» **Given task**
Count how many lines hold the word "Agents" and give that number as the whole answer.
--- start Given entries ---
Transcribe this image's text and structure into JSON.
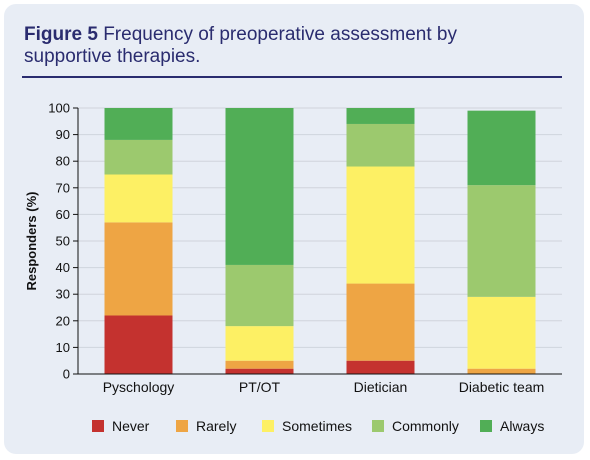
{
  "figure": {
    "label": "Figure 5",
    "caption": "Frequency of preoperative assessment by supportive therapies."
  },
  "colors": {
    "title": "#2a2c6f",
    "frame_bg": "#e8edf5",
    "never": "#c4322f",
    "rarely": "#eea544",
    "sometimes": "#fdf064",
    "commonly": "#9cc96e",
    "always": "#51ae56",
    "grid": "#cfd4dc"
  },
  "chart_data": {
    "type": "bar",
    "stacked": true,
    "title": "",
    "xlabel": "",
    "ylabel": "Responders (%)",
    "ylim": [
      0,
      100
    ],
    "yticks": [
      0,
      10,
      20,
      30,
      40,
      50,
      60,
      70,
      80,
      90,
      100
    ],
    "grid": true,
    "legend_position": "bottom",
    "categories": [
      "Pyschology",
      "PT/OT",
      "Dietician",
      "Diabetic team"
    ],
    "series": [
      {
        "name": "Never",
        "color": "#c4322f",
        "values": [
          22,
          2,
          5,
          0
        ]
      },
      {
        "name": "Rarely",
        "color": "#eea544",
        "values": [
          35,
          3,
          29,
          2
        ]
      },
      {
        "name": "Sometimes",
        "color": "#fdf064",
        "values": [
          18,
          13,
          44,
          27
        ]
      },
      {
        "name": "Commonly",
        "color": "#9cc96e",
        "values": [
          13,
          23,
          16,
          42
        ]
      },
      {
        "name": "Always",
        "color": "#51ae56",
        "values": [
          12,
          59,
          6,
          28
        ]
      }
    ]
  }
}
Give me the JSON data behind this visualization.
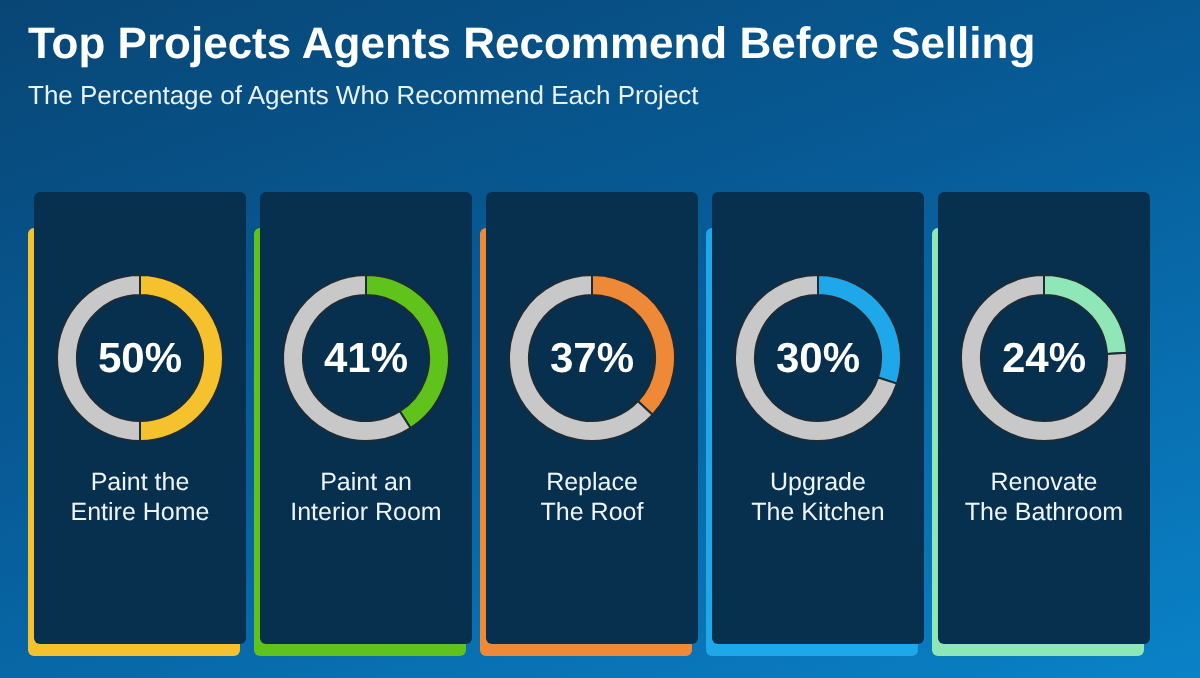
{
  "chart_data": [
    {
      "type": "other",
      "title": "Top Projects Agents Recommend Before Selling",
      "subtitle": "The Percentage of Agents Who Recommend Each Project"
    },
    {
      "type": "donut",
      "title": "Paint the\nEntire Home",
      "categories": [
        null,
        null
      ],
      "values": [
        50,
        50
      ],
      "colors": [
        "#f5c22e",
        "#c8c8c8"
      ],
      "annotations": [
        "50%"
      ]
    },
    {
      "type": "donut",
      "title": "Paint an\nInterior Room",
      "categories": [
        null,
        null
      ],
      "values": [
        41,
        59
      ],
      "colors": [
        "#5fc31c",
        "#c8c8c8"
      ],
      "annotations": [
        "41%"
      ]
    },
    {
      "type": "donut",
      "title": "Replace\nThe Roof",
      "categories": [
        null,
        null
      ],
      "values": [
        37,
        63
      ],
      "colors": [
        "#ee8a37",
        "#c8c8c8"
      ],
      "annotations": [
        "37%"
      ]
    },
    {
      "type": "donut",
      "title": "Upgrade\nThe Kitchen",
      "categories": [
        null,
        null
      ],
      "values": [
        30,
        70
      ],
      "colors": [
        "#1ea8ea",
        "#c8c8c8"
      ],
      "annotations": [
        "30%"
      ]
    },
    {
      "type": "donut",
      "title": "Renovate\nThe Bathroom",
      "categories": [
        null,
        null
      ],
      "values": [
        24,
        76
      ],
      "colors": [
        "#8fe6b6",
        "#c8c8c8"
      ],
      "annotations": [
        "24%"
      ]
    }
  ]
}
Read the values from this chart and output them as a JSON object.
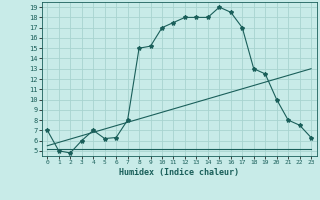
{
  "xlabel": "Humidex (Indice chaleur)",
  "bg_color": "#c8ebe8",
  "grid_color": "#a8d4d0",
  "line_color": "#1a5f5a",
  "xlim": [
    -0.5,
    23.5
  ],
  "ylim": [
    4.5,
    19.5
  ],
  "xticks": [
    0,
    1,
    2,
    3,
    4,
    5,
    6,
    7,
    8,
    9,
    10,
    11,
    12,
    13,
    14,
    15,
    16,
    17,
    18,
    19,
    20,
    21,
    22,
    23
  ],
  "yticks": [
    5,
    6,
    7,
    8,
    9,
    10,
    11,
    12,
    13,
    14,
    15,
    16,
    17,
    18,
    19
  ],
  "main_x": [
    0,
    1,
    2,
    3,
    4,
    5,
    6,
    7,
    8,
    9,
    10,
    11,
    12,
    13,
    14,
    15,
    16,
    17,
    18,
    19,
    20,
    21,
    22,
    23
  ],
  "main_y": [
    7,
    5,
    4.8,
    6,
    7,
    6.2,
    6.3,
    8,
    15,
    15.2,
    17,
    17.5,
    18,
    18,
    18,
    19,
    18.5,
    17,
    13,
    12.5,
    10,
    8,
    7.5,
    6.3
  ],
  "line2_x": [
    0,
    23
  ],
  "line2_y": [
    5.5,
    13
  ],
  "line3_x": [
    0,
    23
  ],
  "line3_y": [
    5.2,
    5.2
  ]
}
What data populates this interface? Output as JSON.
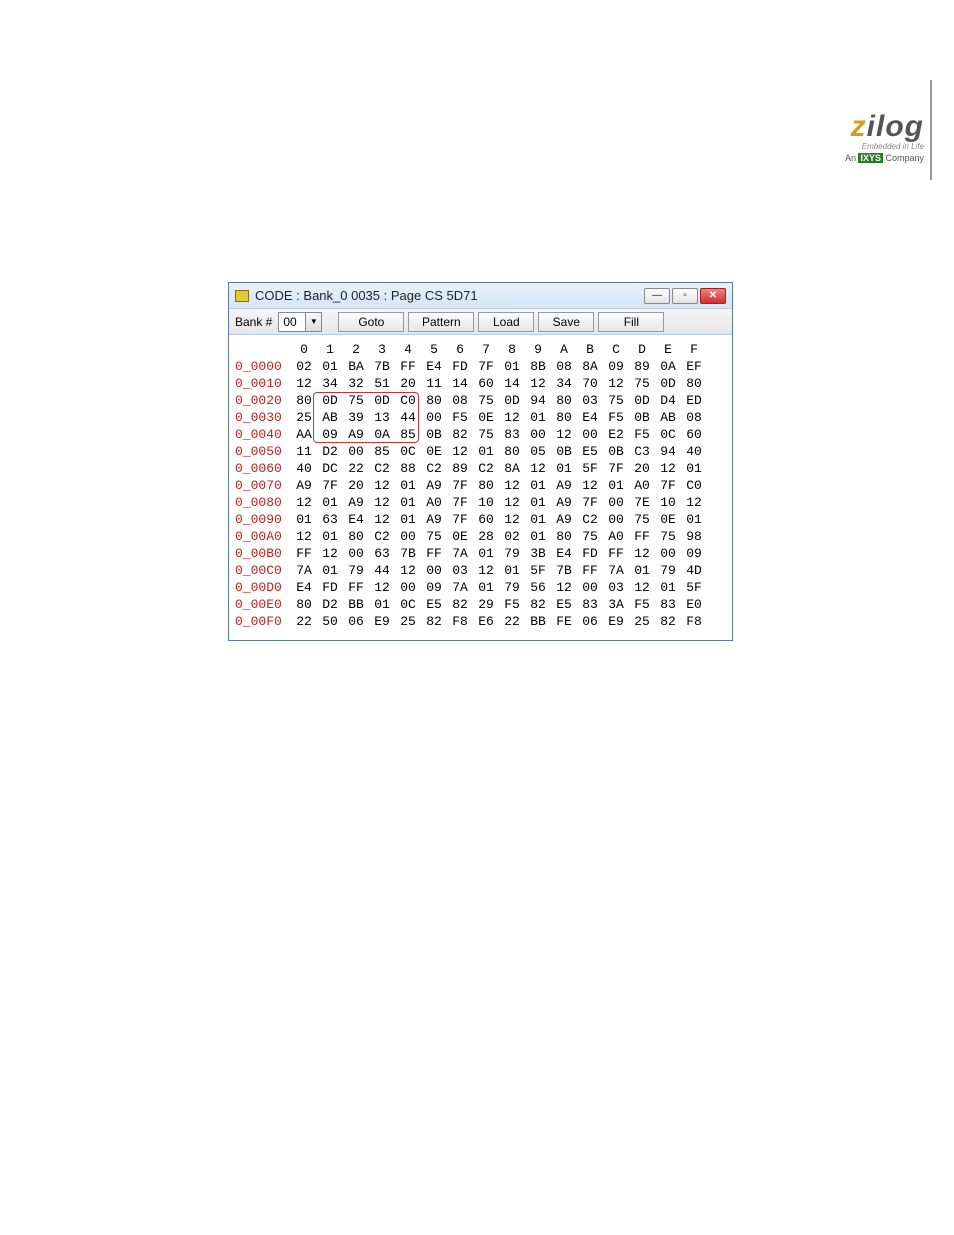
{
  "logo": {
    "z": "z",
    "ilog": "ilog",
    "sub": "Embedded in Life",
    "company_prefix": "An ",
    "company_brand": "IXYS",
    "company_suffix": " Company"
  },
  "window": {
    "title": "CODE : Bank_0 0035 : Page CS 5D71",
    "bank_label": "Bank #",
    "bank_value": "00",
    "buttons": {
      "goto": "Goto",
      "pattern": "Pattern",
      "load": "Load",
      "save": "Save",
      "fill": "Fill"
    }
  },
  "hex": {
    "columns": [
      "0",
      "1",
      "2",
      "3",
      "4",
      "5",
      "6",
      "7",
      "8",
      "9",
      "A",
      "B",
      "C",
      "D",
      "E",
      "F"
    ],
    "rows": [
      {
        "addr": "0_0000",
        "bytes": [
          "02",
          "01",
          "BA",
          "7B",
          "FF",
          "E4",
          "FD",
          "7F",
          "01",
          "8B",
          "08",
          "8A",
          "09",
          "89",
          "0A",
          "EF"
        ]
      },
      {
        "addr": "0_0010",
        "bytes": [
          "12",
          "34",
          "32",
          "51",
          "20",
          "11",
          "14",
          "60",
          "14",
          "12",
          "34",
          "70",
          "12",
          "75",
          "0D",
          "80"
        ]
      },
      {
        "addr": "0_0020",
        "bytes": [
          "80",
          "0D",
          "75",
          "0D",
          "C0",
          "80",
          "08",
          "75",
          "0D",
          "94",
          "80",
          "03",
          "75",
          "0D",
          "D4",
          "ED"
        ]
      },
      {
        "addr": "0_0030",
        "bytes": [
          "25",
          "AB",
          "39",
          "13",
          "44",
          "00",
          "F5",
          "0E",
          "12",
          "01",
          "80",
          "E4",
          "F5",
          "0B",
          "AB",
          "08"
        ]
      },
      {
        "addr": "0_0040",
        "bytes": [
          "AA",
          "09",
          "A9",
          "0A",
          "85",
          "0B",
          "82",
          "75",
          "83",
          "00",
          "12",
          "00",
          "E2",
          "F5",
          "0C",
          "60"
        ]
      },
      {
        "addr": "0_0050",
        "bytes": [
          "11",
          "D2",
          "00",
          "85",
          "0C",
          "0E",
          "12",
          "01",
          "80",
          "05",
          "0B",
          "E5",
          "0B",
          "C3",
          "94",
          "40"
        ]
      },
      {
        "addr": "0_0060",
        "bytes": [
          "40",
          "DC",
          "22",
          "C2",
          "88",
          "C2",
          "89",
          "C2",
          "8A",
          "12",
          "01",
          "5F",
          "7F",
          "20",
          "12",
          "01"
        ]
      },
      {
        "addr": "0_0070",
        "bytes": [
          "A9",
          "7F",
          "20",
          "12",
          "01",
          "A9",
          "7F",
          "80",
          "12",
          "01",
          "A9",
          "12",
          "01",
          "A0",
          "7F",
          "C0"
        ]
      },
      {
        "addr": "0_0080",
        "bytes": [
          "12",
          "01",
          "A9",
          "12",
          "01",
          "A0",
          "7F",
          "10",
          "12",
          "01",
          "A9",
          "7F",
          "00",
          "7E",
          "10",
          "12"
        ]
      },
      {
        "addr": "0_0090",
        "bytes": [
          "01",
          "63",
          "E4",
          "12",
          "01",
          "A9",
          "7F",
          "60",
          "12",
          "01",
          "A9",
          "C2",
          "00",
          "75",
          "0E",
          "01"
        ]
      },
      {
        "addr": "0_00A0",
        "bytes": [
          "12",
          "01",
          "80",
          "C2",
          "00",
          "75",
          "0E",
          "28",
          "02",
          "01",
          "80",
          "75",
          "A0",
          "FF",
          "75",
          "98"
        ]
      },
      {
        "addr": "0_00B0",
        "bytes": [
          "FF",
          "12",
          "00",
          "63",
          "7B",
          "FF",
          "7A",
          "01",
          "79",
          "3B",
          "E4",
          "FD",
          "FF",
          "12",
          "00",
          "09"
        ]
      },
      {
        "addr": "0_00C0",
        "bytes": [
          "7A",
          "01",
          "79",
          "44",
          "12",
          "00",
          "03",
          "12",
          "01",
          "5F",
          "7B",
          "FF",
          "7A",
          "01",
          "79",
          "4D"
        ]
      },
      {
        "addr": "0_00D0",
        "bytes": [
          "E4",
          "FD",
          "FF",
          "12",
          "00",
          "09",
          "7A",
          "01",
          "79",
          "56",
          "12",
          "00",
          "03",
          "12",
          "01",
          "5F"
        ]
      },
      {
        "addr": "0_00E0",
        "bytes": [
          "80",
          "D2",
          "BB",
          "01",
          "0C",
          "E5",
          "82",
          "29",
          "F5",
          "82",
          "E5",
          "83",
          "3A",
          "F5",
          "83",
          "E0"
        ]
      },
      {
        "addr": "0_00F0",
        "bytes": [
          "22",
          "50",
          "06",
          "E9",
          "25",
          "82",
          "F8",
          "E6",
          "22",
          "BB",
          "FE",
          "06",
          "E9",
          "25",
          "82",
          "F8"
        ]
      }
    ],
    "highlight": {
      "row_start": 2,
      "col_start": 1,
      "row_end": 4,
      "col_end": 4
    }
  },
  "colors": {
    "addr": "#c02020",
    "window_border": "#5a7aa0",
    "highlight_border": "#d03030"
  }
}
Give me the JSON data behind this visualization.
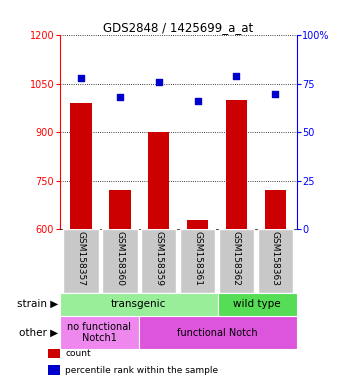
{
  "title": "GDS2848 / 1425699_a_at",
  "samples": [
    "GSM158357",
    "GSM158360",
    "GSM158359",
    "GSM158361",
    "GSM158362",
    "GSM158363"
  ],
  "counts": [
    990,
    720,
    900,
    630,
    1000,
    720
  ],
  "percentiles": [
    78,
    68,
    76,
    66,
    79,
    70
  ],
  "ylim_left": [
    600,
    1200
  ],
  "ylim_right": [
    0,
    100
  ],
  "yticks_left": [
    600,
    750,
    900,
    1050,
    1200
  ],
  "yticks_right": [
    0,
    25,
    50,
    75,
    100
  ],
  "bar_color": "#cc0000",
  "dot_color": "#0000cc",
  "bar_bottom": 600,
  "strain_row": [
    {
      "label": "transgenic",
      "span": [
        0,
        4
      ],
      "color": "#99ee99"
    },
    {
      "label": "wild type",
      "span": [
        4,
        6
      ],
      "color": "#55dd55"
    }
  ],
  "other_row": [
    {
      "label": "no functional\nNotch1",
      "span": [
        0,
        2
      ],
      "color": "#ee88ee"
    },
    {
      "label": "functional Notch",
      "span": [
        2,
        6
      ],
      "color": "#dd55dd"
    }
  ],
  "legend_items": [
    {
      "color": "#cc0000",
      "label": "count"
    },
    {
      "color": "#0000cc",
      "label": "percentile rank within the sample"
    }
  ],
  "strain_label": "strain",
  "other_label": "other",
  "bg_color": "#ffffff",
  "gray_box_color": "#c8c8c8"
}
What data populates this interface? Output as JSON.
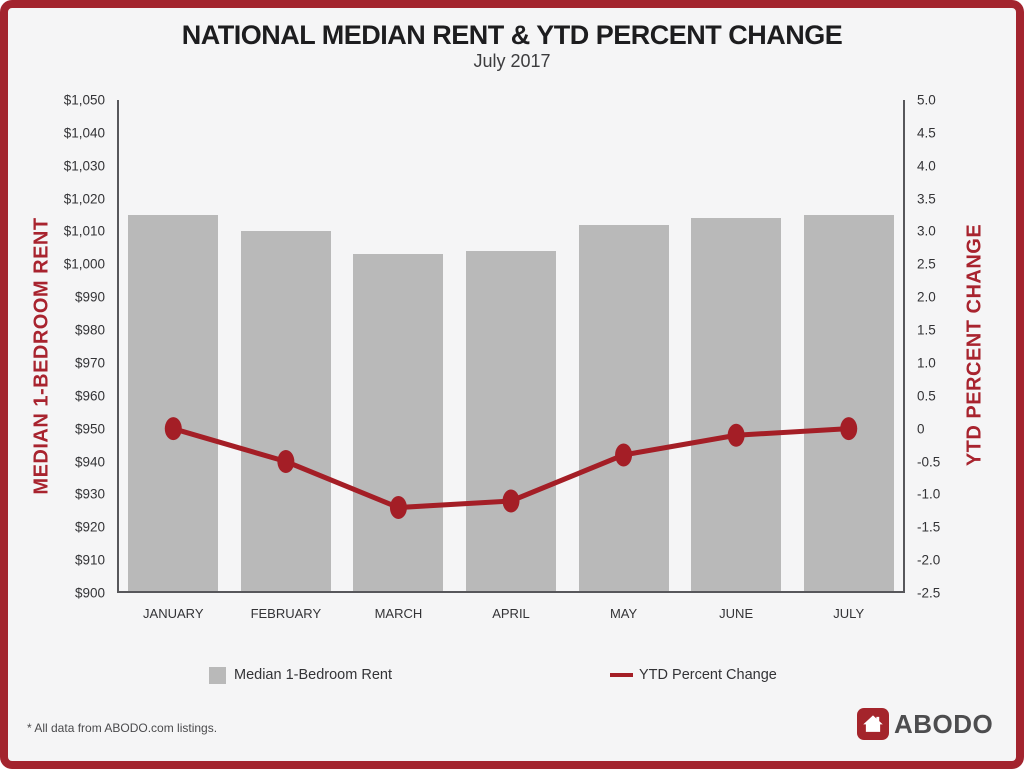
{
  "header": {
    "title": "NATIONAL MEDIAN RENT & YTD PERCENT CHANGE",
    "subtitle": "July 2017"
  },
  "chart_data": {
    "type": "bar+line",
    "title": "NATIONAL MEDIAN RENT & YTD PERCENT CHANGE",
    "subtitle": "July 2017",
    "categories": [
      "JANUARY",
      "FEBRUARY",
      "MARCH",
      "APRIL",
      "MAY",
      "JUNE",
      "JULY"
    ],
    "series": [
      {
        "name": "Median 1-Bedroom Rent",
        "type": "bar",
        "axis": "left",
        "color": "#b9b9b9",
        "values": [
          1015,
          1010,
          1003,
          1004,
          1012,
          1014,
          1015
        ]
      },
      {
        "name": "YTD Percent Change",
        "type": "line",
        "axis": "right",
        "color": "#a41e26",
        "values": [
          0.0,
          -0.5,
          -1.2,
          -1.1,
          -0.4,
          -0.1,
          0.0
        ]
      }
    ],
    "left_axis": {
      "label": "MEDIAN 1-BEDROOM RENT",
      "min": 900,
      "max": 1050,
      "step": 10,
      "tick_prefix": "$"
    },
    "right_axis": {
      "label": "YTD PERCENT CHANGE",
      "min": -2.5,
      "max": 5.0,
      "step": 0.5
    },
    "grid": false,
    "legend_position": "bottom"
  },
  "legend": {
    "items": [
      {
        "label": "Median 1-Bedroom Rent",
        "swatch": "square",
        "color": "#b9b9b9"
      },
      {
        "label": "YTD Percent Change",
        "swatch": "line",
        "color": "#a41e26"
      }
    ]
  },
  "footer": {
    "note": "* All data from ABODO.com listings.",
    "logo_text": "ABODO",
    "logo_icon": "house-icon"
  },
  "colors": {
    "accent_red": "#a3242e",
    "bar_gray": "#b9b9b9",
    "background": "#f5f5f6",
    "axis_line": "#57575b",
    "text_dark": "#1d1d1f"
  }
}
--- end Given entries ---
» **Solved exercise**
2